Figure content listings
---

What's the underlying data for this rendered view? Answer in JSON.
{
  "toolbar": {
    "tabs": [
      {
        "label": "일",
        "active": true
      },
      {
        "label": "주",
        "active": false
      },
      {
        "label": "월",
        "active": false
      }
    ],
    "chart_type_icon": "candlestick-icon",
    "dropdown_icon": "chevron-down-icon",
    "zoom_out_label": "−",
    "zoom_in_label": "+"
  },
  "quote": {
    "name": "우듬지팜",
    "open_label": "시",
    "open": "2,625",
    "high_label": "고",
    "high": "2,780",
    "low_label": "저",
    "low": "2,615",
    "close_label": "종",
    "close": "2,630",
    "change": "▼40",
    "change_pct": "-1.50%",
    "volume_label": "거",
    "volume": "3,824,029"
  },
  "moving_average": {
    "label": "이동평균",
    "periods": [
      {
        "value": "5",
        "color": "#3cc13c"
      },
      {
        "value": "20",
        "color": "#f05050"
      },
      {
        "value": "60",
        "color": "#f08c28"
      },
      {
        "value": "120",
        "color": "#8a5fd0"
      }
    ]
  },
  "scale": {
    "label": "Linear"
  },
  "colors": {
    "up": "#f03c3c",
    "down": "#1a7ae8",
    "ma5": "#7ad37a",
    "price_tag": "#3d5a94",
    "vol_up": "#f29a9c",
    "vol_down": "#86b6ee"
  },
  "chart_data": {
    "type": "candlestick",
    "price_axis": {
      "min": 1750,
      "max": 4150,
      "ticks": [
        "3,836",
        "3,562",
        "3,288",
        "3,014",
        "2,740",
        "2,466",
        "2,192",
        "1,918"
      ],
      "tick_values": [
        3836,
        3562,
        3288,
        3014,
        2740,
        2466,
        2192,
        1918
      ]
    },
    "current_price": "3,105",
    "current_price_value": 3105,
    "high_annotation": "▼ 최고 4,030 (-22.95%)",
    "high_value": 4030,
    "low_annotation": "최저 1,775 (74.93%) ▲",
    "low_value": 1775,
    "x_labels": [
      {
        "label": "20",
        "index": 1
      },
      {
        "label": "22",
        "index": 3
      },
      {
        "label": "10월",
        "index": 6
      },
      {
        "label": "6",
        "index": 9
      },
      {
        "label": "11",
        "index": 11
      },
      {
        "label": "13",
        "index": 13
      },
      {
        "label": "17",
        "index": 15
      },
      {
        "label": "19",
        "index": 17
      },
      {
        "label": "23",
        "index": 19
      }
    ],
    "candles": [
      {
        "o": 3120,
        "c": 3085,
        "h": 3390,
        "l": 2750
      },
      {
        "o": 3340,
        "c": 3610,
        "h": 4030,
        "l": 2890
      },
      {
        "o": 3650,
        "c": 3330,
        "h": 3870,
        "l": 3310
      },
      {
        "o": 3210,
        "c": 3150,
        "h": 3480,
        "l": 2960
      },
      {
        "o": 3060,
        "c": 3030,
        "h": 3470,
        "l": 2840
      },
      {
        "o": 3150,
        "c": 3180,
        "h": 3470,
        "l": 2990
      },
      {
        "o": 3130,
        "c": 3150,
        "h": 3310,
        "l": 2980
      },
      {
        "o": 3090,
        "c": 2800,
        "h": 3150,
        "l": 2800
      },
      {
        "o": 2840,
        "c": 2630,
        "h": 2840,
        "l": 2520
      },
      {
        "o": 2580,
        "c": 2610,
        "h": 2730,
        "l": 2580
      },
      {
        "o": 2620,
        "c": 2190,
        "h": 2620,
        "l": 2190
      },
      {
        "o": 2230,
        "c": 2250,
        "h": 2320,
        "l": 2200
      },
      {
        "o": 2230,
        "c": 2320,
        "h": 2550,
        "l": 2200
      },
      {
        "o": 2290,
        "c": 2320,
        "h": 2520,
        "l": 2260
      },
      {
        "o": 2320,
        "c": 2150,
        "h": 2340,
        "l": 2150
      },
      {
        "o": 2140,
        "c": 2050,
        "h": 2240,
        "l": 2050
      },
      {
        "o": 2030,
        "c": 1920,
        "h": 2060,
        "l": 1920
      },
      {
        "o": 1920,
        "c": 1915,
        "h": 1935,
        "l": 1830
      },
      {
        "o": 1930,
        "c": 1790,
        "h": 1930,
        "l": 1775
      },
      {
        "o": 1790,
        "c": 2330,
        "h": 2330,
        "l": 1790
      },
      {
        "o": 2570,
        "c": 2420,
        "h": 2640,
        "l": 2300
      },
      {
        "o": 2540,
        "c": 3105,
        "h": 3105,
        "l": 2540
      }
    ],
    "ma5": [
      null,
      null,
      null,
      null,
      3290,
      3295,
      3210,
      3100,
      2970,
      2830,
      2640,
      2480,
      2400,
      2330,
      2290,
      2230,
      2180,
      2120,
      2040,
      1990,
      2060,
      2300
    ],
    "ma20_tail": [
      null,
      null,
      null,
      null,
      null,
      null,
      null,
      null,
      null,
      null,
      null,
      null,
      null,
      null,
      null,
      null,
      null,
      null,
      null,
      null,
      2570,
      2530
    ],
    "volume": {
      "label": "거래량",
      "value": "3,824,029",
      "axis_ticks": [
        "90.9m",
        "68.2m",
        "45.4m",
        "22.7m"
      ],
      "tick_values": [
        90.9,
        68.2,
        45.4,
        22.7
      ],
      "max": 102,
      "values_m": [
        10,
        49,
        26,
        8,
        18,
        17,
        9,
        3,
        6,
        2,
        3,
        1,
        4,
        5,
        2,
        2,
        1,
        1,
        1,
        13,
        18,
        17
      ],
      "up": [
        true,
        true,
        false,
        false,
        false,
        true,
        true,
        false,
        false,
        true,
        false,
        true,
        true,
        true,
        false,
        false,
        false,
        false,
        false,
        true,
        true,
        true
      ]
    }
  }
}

---

◆ Task prompt
Take the listing above and set it down exactly.

◆ Complete answer
What's the underlying data for this rendered view? Answer in JSON.
{
  "toolbar": {
    "tabs": [
      {
        "label": "일",
        "active": true
      },
      {
        "label": "주",
        "active": false
      },
      {
        "label": "월",
        "active": false
      }
    ],
    "chart_type_icon": "candlestick-icon",
    "dropdown_icon": "chevron-down-icon",
    "zoom_out_label": "−",
    "zoom_in_label": "+"
  },
  "quote": {
    "name": "우듬지팜",
    "open_label": "시",
    "open": "2,625",
    "high_label": "고",
    "high": "2,780",
    "low_label": "저",
    "low": "2,615",
    "close_label": "종",
    "close": "2,630",
    "change": "▼40",
    "change_pct": "-1.50%",
    "volume_label": "거",
    "volume": "3,824,029"
  },
  "moving_average": {
    "label": "이동평균",
    "periods": [
      {
        "value": "5",
        "color": "#3cc13c"
      },
      {
        "value": "20",
        "color": "#f05050"
      },
      {
        "value": "60",
        "color": "#f08c28"
      },
      {
        "value": "120",
        "color": "#8a5fd0"
      }
    ]
  },
  "scale": {
    "label": "Linear"
  },
  "colors": {
    "up": "#f03c3c",
    "down": "#1a7ae8",
    "ma5": "#7ad37a",
    "price_tag": "#3d5a94",
    "vol_up": "#f29a9c",
    "vol_down": "#86b6ee"
  },
  "chart_data": {
    "type": "candlestick",
    "price_axis": {
      "min": 1750,
      "max": 4150,
      "ticks": [
        "3,836",
        "3,562",
        "3,288",
        "3,014",
        "2,740",
        "2,466",
        "2,192",
        "1,918"
      ],
      "tick_values": [
        3836,
        3562,
        3288,
        3014,
        2740,
        2466,
        2192,
        1918
      ]
    },
    "current_price": "3,105",
    "current_price_value": 3105,
    "high_annotation": "▼ 최고 4,030 (-22.95%)",
    "high_value": 4030,
    "low_annotation": "최저 1,775 (74.93%) ▲",
    "low_value": 1775,
    "x_labels": [
      {
        "label": "20",
        "index": 1
      },
      {
        "label": "22",
        "index": 3
      },
      {
        "label": "10월",
        "index": 6
      },
      {
        "label": "6",
        "index": 9
      },
      {
        "label": "11",
        "index": 11
      },
      {
        "label": "13",
        "index": 13
      },
      {
        "label": "17",
        "index": 15
      },
      {
        "label": "19",
        "index": 17
      },
      {
        "label": "23",
        "index": 19
      }
    ],
    "candles": [
      {
        "o": 3120,
        "c": 3085,
        "h": 3390,
        "l": 2750
      },
      {
        "o": 3340,
        "c": 3610,
        "h": 4030,
        "l": 2890
      },
      {
        "o": 3650,
        "c": 3330,
        "h": 3870,
        "l": 3310
      },
      {
        "o": 3210,
        "c": 3150,
        "h": 3480,
        "l": 2960
      },
      {
        "o": 3060,
        "c": 3030,
        "h": 3470,
        "l": 2840
      },
      {
        "o": 3150,
        "c": 3180,
        "h": 3470,
        "l": 2990
      },
      {
        "o": 3130,
        "c": 3150,
        "h": 3310,
        "l": 2980
      },
      {
        "o": 3090,
        "c": 2800,
        "h": 3150,
        "l": 2800
      },
      {
        "o": 2840,
        "c": 2630,
        "h": 2840,
        "l": 2520
      },
      {
        "o": 2580,
        "c": 2610,
        "h": 2730,
        "l": 2580
      },
      {
        "o": 2620,
        "c": 2190,
        "h": 2620,
        "l": 2190
      },
      {
        "o": 2230,
        "c": 2250,
        "h": 2320,
        "l": 2200
      },
      {
        "o": 2230,
        "c": 2320,
        "h": 2550,
        "l": 2200
      },
      {
        "o": 2290,
        "c": 2320,
        "h": 2520,
        "l": 2260
      },
      {
        "o": 2320,
        "c": 2150,
        "h": 2340,
        "l": 2150
      },
      {
        "o": 2140,
        "c": 2050,
        "h": 2240,
        "l": 2050
      },
      {
        "o": 2030,
        "c": 1920,
        "h": 2060,
        "l": 1920
      },
      {
        "o": 1920,
        "c": 1915,
        "h": 1935,
        "l": 1830
      },
      {
        "o": 1930,
        "c": 1790,
        "h": 1930,
        "l": 1775
      },
      {
        "o": 1790,
        "c": 2330,
        "h": 2330,
        "l": 1790
      },
      {
        "o": 2570,
        "c": 2420,
        "h": 2640,
        "l": 2300
      },
      {
        "o": 2540,
        "c": 3105,
        "h": 3105,
        "l": 2540
      }
    ],
    "ma5": [
      null,
      null,
      null,
      null,
      3290,
      3295,
      3210,
      3100,
      2970,
      2830,
      2640,
      2480,
      2400,
      2330,
      2290,
      2230,
      2180,
      2120,
      2040,
      1990,
      2060,
      2300
    ],
    "ma20_tail": [
      null,
      null,
      null,
      null,
      null,
      null,
      null,
      null,
      null,
      null,
      null,
      null,
      null,
      null,
      null,
      null,
      null,
      null,
      null,
      null,
      2570,
      2530
    ],
    "volume": {
      "label": "거래량",
      "value": "3,824,029",
      "axis_ticks": [
        "90.9m",
        "68.2m",
        "45.4m",
        "22.7m"
      ],
      "tick_values": [
        90.9,
        68.2,
        45.4,
        22.7
      ],
      "max": 102,
      "values_m": [
        10,
        49,
        26,
        8,
        18,
        17,
        9,
        3,
        6,
        2,
        3,
        1,
        4,
        5,
        2,
        2,
        1,
        1,
        1,
        13,
        18,
        17
      ],
      "up": [
        true,
        true,
        false,
        false,
        false,
        true,
        true,
        false,
        false,
        true,
        false,
        true,
        true,
        true,
        false,
        false,
        false,
        false,
        false,
        true,
        true,
        true
      ]
    }
  }
}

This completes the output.